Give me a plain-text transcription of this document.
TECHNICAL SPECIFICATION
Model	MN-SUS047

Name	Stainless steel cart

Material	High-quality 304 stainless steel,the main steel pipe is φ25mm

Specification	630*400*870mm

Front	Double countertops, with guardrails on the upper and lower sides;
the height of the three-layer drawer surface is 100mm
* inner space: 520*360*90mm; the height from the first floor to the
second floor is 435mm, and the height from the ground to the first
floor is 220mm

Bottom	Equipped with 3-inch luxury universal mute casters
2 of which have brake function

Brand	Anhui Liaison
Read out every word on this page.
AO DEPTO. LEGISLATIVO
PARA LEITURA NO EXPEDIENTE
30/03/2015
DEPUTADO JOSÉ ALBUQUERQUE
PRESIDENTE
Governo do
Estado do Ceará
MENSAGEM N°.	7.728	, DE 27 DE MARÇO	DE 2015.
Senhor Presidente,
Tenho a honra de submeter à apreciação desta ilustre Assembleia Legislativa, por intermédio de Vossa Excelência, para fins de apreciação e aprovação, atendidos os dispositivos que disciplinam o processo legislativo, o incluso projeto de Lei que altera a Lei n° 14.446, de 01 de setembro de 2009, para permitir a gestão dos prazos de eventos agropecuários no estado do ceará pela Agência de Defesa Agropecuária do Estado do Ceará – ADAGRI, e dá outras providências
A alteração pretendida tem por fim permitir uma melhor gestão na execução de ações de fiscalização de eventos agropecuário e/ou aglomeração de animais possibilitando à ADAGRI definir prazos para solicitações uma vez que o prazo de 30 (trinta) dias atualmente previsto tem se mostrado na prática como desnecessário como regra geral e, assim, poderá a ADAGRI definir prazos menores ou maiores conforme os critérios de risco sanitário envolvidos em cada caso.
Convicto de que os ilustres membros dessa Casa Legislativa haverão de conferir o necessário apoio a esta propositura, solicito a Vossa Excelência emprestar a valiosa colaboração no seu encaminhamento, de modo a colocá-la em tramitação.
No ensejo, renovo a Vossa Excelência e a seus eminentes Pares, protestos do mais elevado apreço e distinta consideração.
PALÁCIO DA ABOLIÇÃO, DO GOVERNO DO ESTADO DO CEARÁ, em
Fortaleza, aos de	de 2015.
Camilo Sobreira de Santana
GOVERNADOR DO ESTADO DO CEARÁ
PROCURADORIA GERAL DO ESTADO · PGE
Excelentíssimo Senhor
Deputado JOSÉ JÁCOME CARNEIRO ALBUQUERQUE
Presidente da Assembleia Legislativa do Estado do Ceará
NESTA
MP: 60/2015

----------

Aim of the exercise:
Copy every line of the records above that holds the word "Legislativa".

Response for this exercise:
Tenho a honra de submeter à apreciação desta ilustre Assembleia Legislativa, por intermédio de Vossa Excelência, para fins de apreciação e aprovação, atendidos os dispositivos que disciplinam o processo legislativo, o incluso projeto de Lei que altera a Lei n° 14.446, de 01 de setembro de 2009, para permitir a gestão dos prazos de eventos agropecuários no estado do ceará pela Agência de Defesa Agropecuária do Estado do Ceará – ADAGRI, e dá outras providências
Convicto de que os ilustres membros dessa Casa Legislativa haverão de conferir o necessário apoio a esta propositura, solicito a Vossa Excelência emprestar a valiosa colaboração no seu encaminhamento, de modo a colocá-la em tramitação.
Presidente da Assembleia Legislativa do Estado do Ceará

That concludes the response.